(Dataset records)
★ ★ ★ ★
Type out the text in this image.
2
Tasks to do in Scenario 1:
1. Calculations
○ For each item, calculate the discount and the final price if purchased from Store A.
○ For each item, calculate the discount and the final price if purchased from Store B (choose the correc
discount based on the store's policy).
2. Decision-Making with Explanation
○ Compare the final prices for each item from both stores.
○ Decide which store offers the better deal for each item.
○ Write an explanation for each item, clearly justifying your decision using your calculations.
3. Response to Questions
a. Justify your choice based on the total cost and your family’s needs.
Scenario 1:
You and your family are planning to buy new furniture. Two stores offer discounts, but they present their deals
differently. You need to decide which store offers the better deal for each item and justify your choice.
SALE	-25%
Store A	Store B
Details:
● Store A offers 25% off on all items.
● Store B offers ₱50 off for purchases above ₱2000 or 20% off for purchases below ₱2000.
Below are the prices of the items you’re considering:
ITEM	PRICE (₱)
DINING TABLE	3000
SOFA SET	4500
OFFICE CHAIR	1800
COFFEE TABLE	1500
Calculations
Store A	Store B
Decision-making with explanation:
★ ★ ★ ★
Your task is to print all of the records exactly.

(COMPLETED EXERCISE):
Type out the text in this image.
2
Tasks to do in Scenario 1:
1. Calculations
○ For each item, calculate the discount and the final price if purchased from Store A.
○ For each item, calculate the discount and the final price if purchased from Store B (choose the correc
discount based on the store's policy).
2. Decision-Making with Explanation
○ Compare the final prices for each item from both stores.
○ Decide which store offers the better deal for each item.
○ Write an explanation for each item, clearly justifying your decision using your calculations.
3. Response to Questions
a. Justify your choice based on the total cost and your family’s needs.
Scenario 1:
You and your family are planning to buy new furniture. Two stores offer discounts, but they present their deals
differently. You need to decide which store offers the better deal for each item and justify your choice.
SALE	-25%
Store A	Store B
Details:
● Store A offers 25% off on all items.
● Store B offers ₱50 off for purchases above ₱2000 or 20% off for purchases below ₱2000.
Below are the prices of the items you’re considering:
ITEM	PRICE (₱)
DINING TABLE	3000
SOFA SET	4500
OFFICE CHAIR	1800
COFFEE TABLE	1500
Calculations
Store A	Store B
Decision-making with explanation:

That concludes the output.